----- Material for this exercise -----
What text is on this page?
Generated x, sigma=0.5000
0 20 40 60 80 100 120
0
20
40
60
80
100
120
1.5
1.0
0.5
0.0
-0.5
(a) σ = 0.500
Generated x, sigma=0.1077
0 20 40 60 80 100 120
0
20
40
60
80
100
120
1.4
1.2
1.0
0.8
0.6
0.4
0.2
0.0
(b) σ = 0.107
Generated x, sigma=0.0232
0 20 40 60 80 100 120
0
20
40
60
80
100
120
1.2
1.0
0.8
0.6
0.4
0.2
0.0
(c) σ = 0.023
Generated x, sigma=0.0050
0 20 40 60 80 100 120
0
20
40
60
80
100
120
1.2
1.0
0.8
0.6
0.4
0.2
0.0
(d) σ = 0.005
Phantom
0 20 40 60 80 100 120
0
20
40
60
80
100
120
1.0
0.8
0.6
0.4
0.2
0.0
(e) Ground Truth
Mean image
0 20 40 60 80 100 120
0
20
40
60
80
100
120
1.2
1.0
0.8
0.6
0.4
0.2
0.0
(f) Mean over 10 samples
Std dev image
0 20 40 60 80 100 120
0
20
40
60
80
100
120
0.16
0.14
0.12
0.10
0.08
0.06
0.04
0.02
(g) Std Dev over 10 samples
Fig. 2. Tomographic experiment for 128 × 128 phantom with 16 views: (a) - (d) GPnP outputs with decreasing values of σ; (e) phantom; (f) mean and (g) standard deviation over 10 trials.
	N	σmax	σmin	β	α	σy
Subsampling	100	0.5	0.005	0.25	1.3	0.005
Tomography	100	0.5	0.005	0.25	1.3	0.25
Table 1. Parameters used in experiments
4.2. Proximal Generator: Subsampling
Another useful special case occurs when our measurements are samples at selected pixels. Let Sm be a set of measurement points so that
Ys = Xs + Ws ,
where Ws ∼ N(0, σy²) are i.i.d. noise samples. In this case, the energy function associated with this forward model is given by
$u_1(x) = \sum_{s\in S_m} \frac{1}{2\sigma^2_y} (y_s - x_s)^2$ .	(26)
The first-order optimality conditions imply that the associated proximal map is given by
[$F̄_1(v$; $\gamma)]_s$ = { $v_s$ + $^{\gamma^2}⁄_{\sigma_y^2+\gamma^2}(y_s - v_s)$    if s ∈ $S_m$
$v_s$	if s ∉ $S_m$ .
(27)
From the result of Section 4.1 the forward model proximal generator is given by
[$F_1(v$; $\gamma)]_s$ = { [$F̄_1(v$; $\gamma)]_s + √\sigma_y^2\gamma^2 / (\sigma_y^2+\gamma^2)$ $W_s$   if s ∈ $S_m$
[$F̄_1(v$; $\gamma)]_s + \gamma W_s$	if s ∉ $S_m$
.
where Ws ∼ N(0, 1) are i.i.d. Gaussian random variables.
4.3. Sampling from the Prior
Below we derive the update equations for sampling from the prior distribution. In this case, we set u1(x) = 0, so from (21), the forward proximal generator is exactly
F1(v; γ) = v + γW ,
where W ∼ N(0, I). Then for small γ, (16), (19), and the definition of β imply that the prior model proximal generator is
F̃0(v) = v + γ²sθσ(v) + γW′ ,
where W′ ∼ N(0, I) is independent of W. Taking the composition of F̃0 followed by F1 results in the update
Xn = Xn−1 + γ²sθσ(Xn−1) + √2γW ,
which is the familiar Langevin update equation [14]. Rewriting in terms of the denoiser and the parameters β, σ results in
-----
----- Material for this exercise -----
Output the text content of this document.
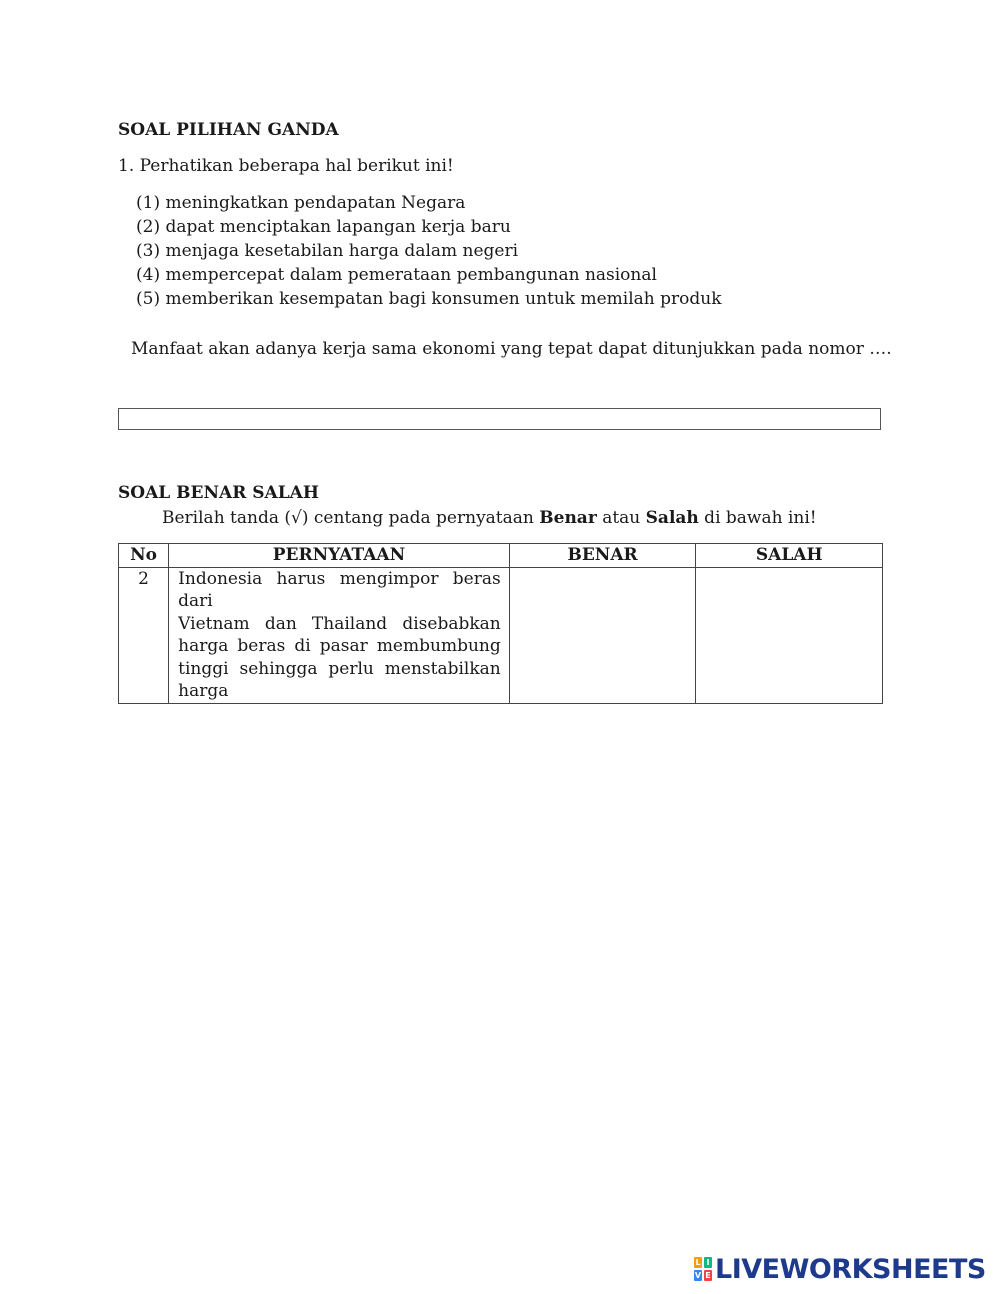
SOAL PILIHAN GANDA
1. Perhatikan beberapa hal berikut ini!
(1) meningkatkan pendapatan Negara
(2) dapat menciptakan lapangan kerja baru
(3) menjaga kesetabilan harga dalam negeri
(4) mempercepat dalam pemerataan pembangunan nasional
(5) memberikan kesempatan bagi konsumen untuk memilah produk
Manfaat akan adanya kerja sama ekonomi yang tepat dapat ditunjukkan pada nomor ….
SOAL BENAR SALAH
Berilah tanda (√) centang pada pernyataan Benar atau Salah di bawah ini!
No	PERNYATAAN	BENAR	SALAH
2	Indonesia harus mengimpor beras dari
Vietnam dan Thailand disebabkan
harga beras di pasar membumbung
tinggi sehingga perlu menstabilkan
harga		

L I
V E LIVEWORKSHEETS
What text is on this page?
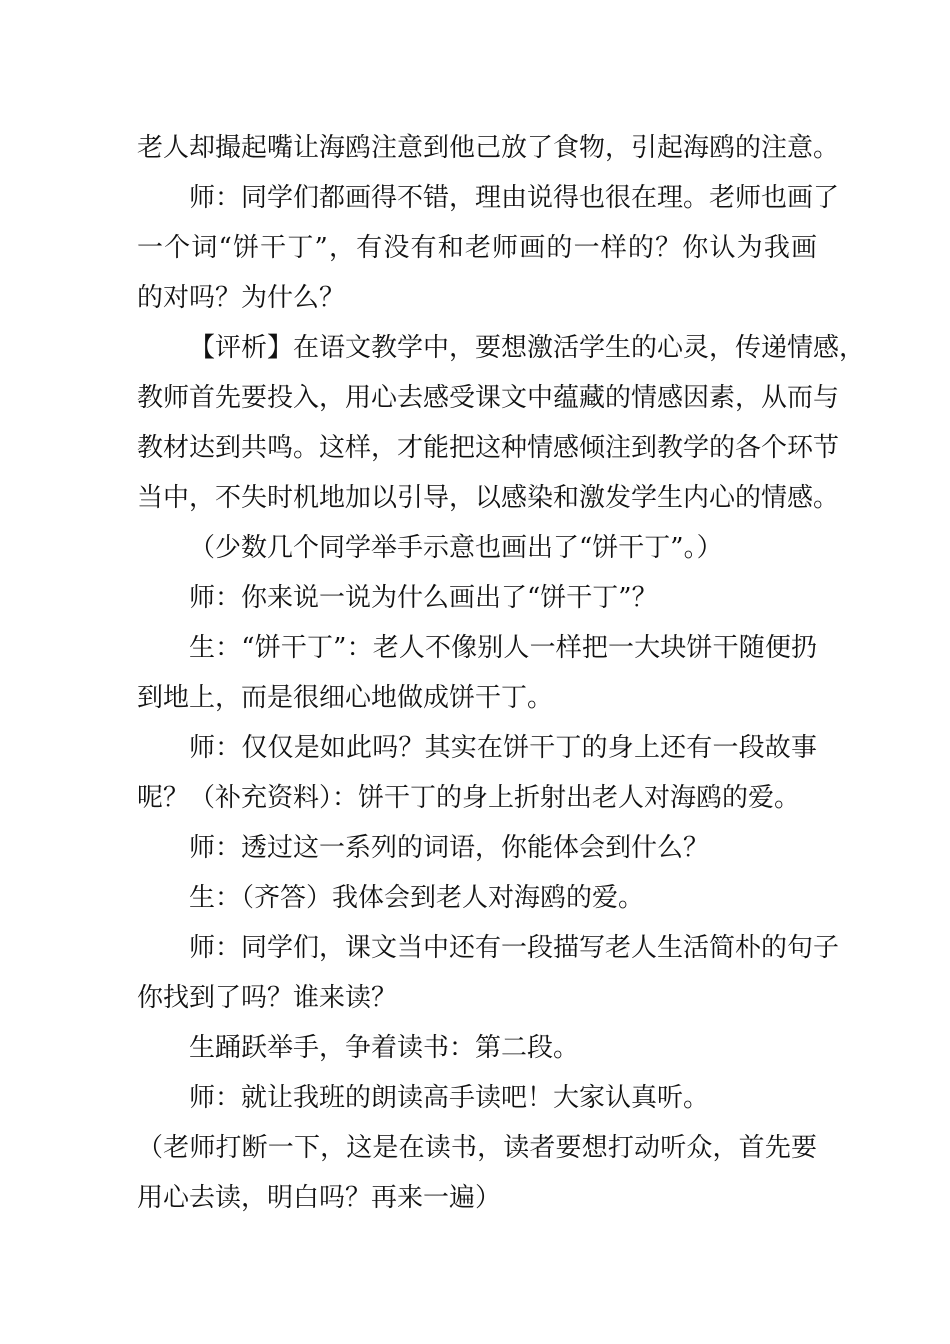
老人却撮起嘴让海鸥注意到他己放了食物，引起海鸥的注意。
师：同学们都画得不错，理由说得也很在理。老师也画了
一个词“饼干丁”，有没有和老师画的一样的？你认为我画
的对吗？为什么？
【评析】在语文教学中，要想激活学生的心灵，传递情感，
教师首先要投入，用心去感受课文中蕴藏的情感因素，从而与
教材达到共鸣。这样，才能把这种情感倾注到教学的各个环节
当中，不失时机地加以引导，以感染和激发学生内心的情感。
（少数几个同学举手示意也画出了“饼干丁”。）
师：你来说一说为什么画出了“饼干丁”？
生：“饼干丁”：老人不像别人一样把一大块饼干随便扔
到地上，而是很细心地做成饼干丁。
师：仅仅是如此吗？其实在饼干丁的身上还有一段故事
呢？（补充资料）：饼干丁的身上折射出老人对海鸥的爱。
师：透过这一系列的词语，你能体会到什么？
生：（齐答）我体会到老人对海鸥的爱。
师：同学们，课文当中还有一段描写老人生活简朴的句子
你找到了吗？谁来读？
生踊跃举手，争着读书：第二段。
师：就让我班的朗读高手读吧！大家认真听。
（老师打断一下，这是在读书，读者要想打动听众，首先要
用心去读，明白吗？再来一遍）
-----
----- Material for this exercise -----
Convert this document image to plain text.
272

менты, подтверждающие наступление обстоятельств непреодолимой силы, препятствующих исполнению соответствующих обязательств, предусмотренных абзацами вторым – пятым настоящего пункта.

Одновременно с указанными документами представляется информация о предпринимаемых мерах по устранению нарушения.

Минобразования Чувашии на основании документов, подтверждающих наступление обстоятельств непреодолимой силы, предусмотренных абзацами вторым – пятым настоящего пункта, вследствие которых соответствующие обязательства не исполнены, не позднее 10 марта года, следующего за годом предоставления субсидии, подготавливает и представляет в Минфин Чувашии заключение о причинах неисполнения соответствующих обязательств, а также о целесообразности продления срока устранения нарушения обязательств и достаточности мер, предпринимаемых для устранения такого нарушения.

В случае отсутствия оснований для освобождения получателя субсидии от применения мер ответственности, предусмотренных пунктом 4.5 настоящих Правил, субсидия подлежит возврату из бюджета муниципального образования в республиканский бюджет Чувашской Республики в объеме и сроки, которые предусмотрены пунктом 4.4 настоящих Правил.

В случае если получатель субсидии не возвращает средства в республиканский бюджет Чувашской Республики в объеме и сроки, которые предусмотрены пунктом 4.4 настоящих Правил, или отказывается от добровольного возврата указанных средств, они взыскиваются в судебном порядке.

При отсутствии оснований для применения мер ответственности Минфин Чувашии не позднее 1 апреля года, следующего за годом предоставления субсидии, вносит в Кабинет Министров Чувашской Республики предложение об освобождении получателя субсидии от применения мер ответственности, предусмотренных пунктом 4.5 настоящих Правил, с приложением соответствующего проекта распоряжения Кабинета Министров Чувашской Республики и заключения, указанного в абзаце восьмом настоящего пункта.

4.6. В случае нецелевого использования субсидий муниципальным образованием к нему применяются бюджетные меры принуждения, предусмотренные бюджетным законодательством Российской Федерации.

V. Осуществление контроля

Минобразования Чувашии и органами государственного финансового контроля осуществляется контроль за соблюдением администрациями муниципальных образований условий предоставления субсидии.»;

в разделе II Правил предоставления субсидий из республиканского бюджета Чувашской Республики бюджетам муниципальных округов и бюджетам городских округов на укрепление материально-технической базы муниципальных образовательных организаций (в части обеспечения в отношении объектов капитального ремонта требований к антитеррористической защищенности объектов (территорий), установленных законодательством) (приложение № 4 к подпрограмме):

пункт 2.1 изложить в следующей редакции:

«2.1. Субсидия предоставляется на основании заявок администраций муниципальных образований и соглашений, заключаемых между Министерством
-----
Pick out every line with the string "pada" and copy it.

- _Exercise output_:
Manfaat akan adanya kerja sama ekonomi yang tepat dapat ditunjukkan pada nomor ….
Berilah tanda (√) centang pada pernyataan Benar atau Salah di bawah ini!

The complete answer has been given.